▶ [INSTRUCTIONS FOR THE TASK]: The lines to be extracted begin at the line containing "Type out the text in this image." and end at the last line of the data below; copy them exactly and leave out the pictures.

++++ SUPPLIED DATA

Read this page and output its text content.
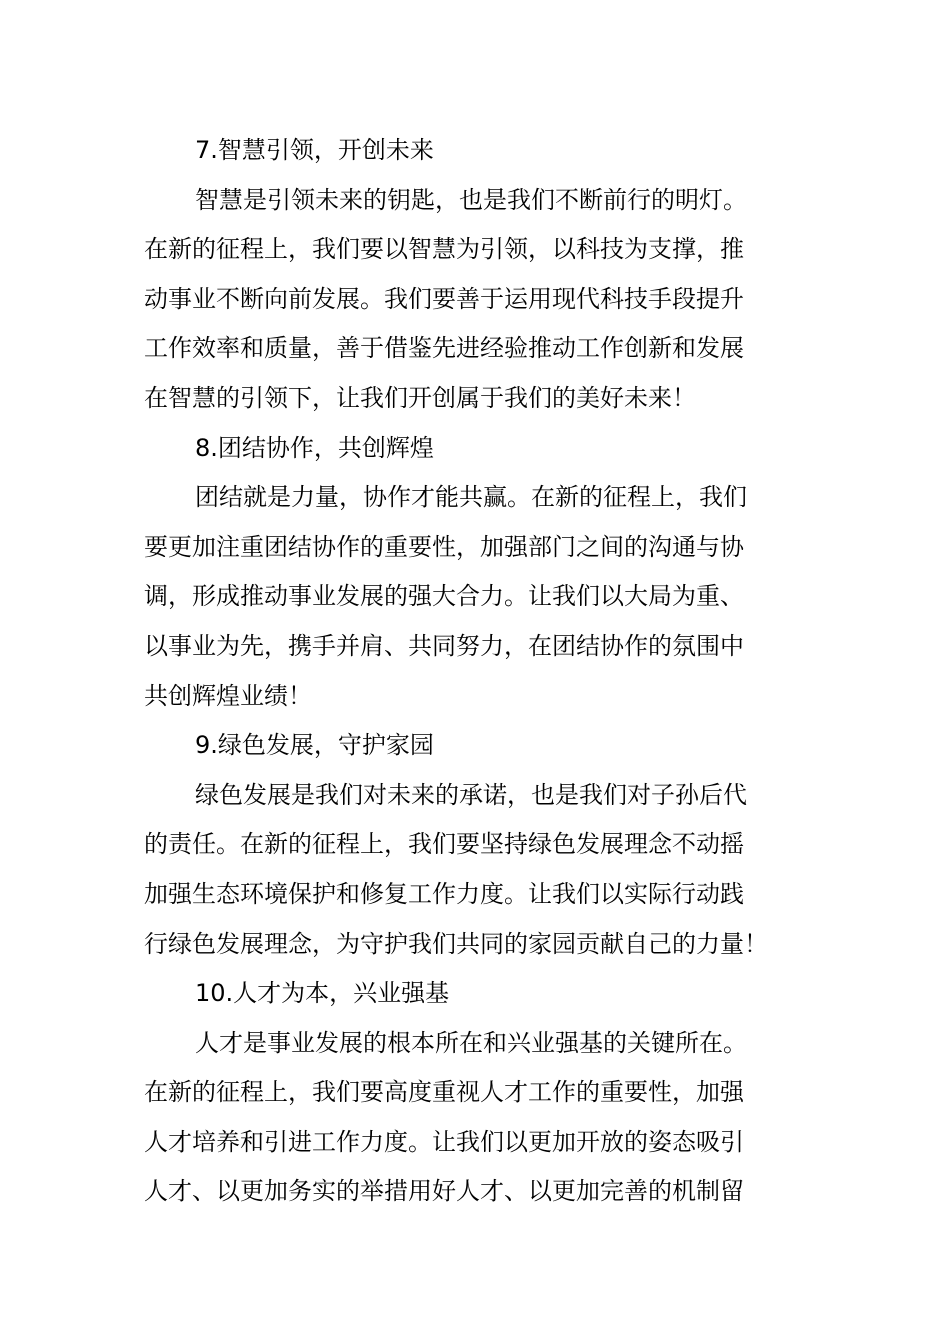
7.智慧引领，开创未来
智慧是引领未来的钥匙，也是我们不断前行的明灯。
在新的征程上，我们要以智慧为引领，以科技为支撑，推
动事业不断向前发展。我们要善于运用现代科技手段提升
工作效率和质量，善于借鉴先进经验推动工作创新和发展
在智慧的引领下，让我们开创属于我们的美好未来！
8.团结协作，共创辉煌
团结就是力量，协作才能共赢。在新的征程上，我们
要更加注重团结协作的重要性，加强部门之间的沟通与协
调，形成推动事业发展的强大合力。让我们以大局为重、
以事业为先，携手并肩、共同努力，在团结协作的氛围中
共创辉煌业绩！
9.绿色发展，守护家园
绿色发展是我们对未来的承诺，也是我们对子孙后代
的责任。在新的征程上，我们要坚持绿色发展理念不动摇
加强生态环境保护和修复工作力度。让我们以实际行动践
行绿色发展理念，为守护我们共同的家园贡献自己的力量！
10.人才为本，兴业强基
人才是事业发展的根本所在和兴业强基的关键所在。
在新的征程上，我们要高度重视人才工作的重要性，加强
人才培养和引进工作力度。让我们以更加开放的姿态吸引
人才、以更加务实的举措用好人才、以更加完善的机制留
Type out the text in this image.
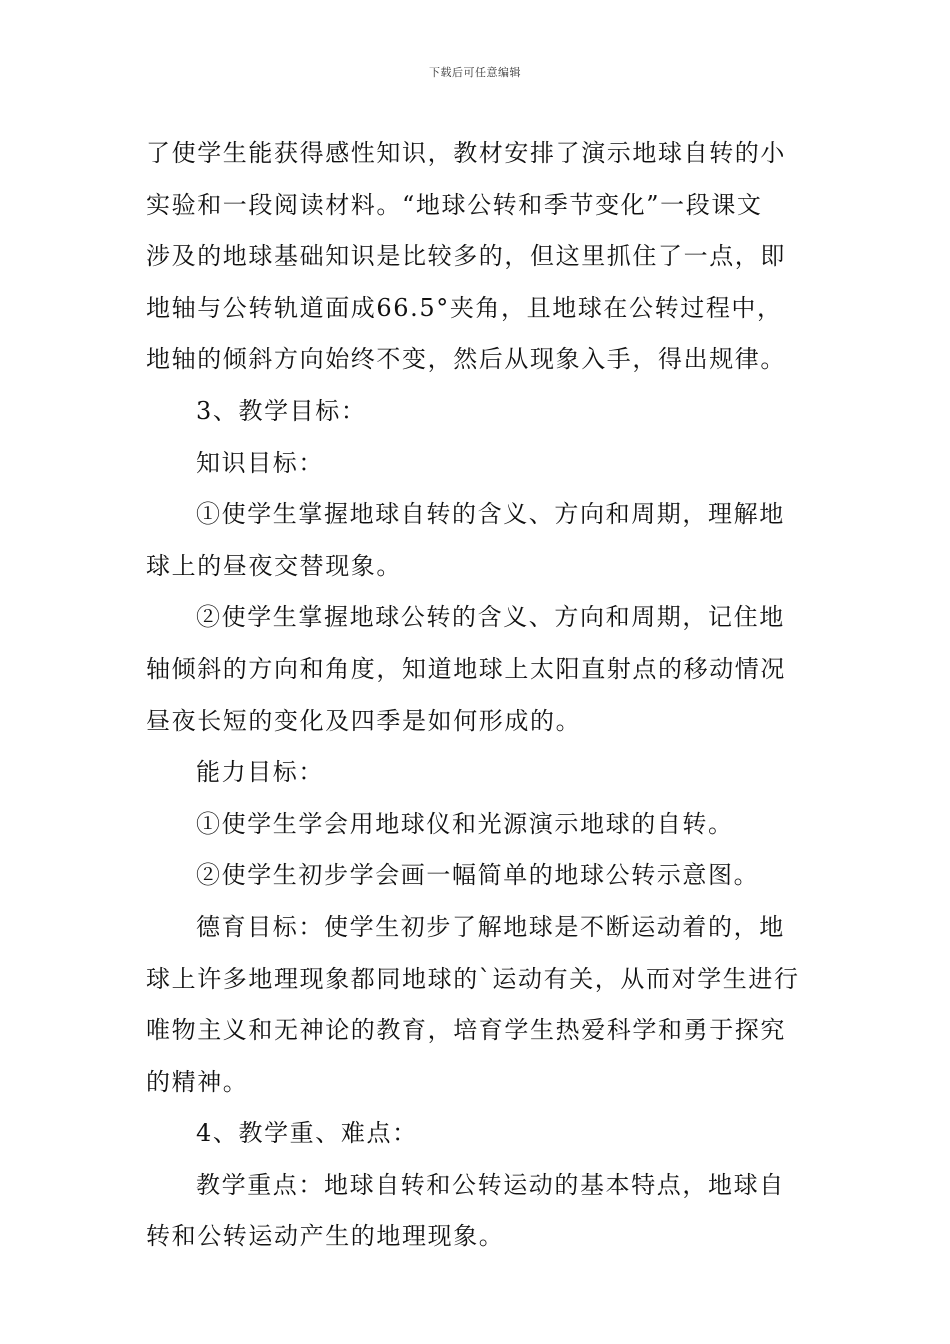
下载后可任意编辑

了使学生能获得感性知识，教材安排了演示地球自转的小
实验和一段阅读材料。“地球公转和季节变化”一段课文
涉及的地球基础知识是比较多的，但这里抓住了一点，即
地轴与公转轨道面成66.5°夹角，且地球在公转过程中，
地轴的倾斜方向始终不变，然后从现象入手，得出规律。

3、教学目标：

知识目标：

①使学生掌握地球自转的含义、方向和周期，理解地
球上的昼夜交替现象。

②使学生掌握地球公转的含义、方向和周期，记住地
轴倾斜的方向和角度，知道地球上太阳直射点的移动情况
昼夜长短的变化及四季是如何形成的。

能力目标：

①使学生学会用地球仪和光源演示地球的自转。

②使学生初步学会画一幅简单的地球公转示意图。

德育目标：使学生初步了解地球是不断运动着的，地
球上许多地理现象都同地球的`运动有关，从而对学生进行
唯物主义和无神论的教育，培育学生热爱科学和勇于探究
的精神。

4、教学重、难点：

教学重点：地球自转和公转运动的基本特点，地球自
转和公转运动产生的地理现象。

++++++++

▶ [WRITTEN ANSWER]:
Type out the text in this image.
下载后可任意编辑

了使学生能获得感性知识，教材安排了演示地球自转的小
实验和一段阅读材料。“地球公转和季节变化”一段课文
涉及的地球基础知识是比较多的，但这里抓住了一点，即
地轴与公转轨道面成66.5°夹角，且地球在公转过程中，
地轴的倾斜方向始终不变，然后从现象入手，得出规律。

3、教学目标：

知识目标：

①使学生掌握地球自转的含义、方向和周期，理解地
球上的昼夜交替现象。

②使学生掌握地球公转的含义、方向和周期，记住地
轴倾斜的方向和角度，知道地球上太阳直射点的移动情况
昼夜长短的变化及四季是如何形成的。

能力目标：

①使学生学会用地球仪和光源演示地球的自转。

②使学生初步学会画一幅简单的地球公转示意图。

德育目标：使学生初步了解地球是不断运动着的，地
球上许多地理现象都同地球的`运动有关，从而对学生进行
唯物主义和无神论的教育，培育学生热爱科学和勇于探究
的精神。

4、教学重、难点：

教学重点：地球自转和公转运动的基本特点，地球自
转和公转运动产生的地理现象。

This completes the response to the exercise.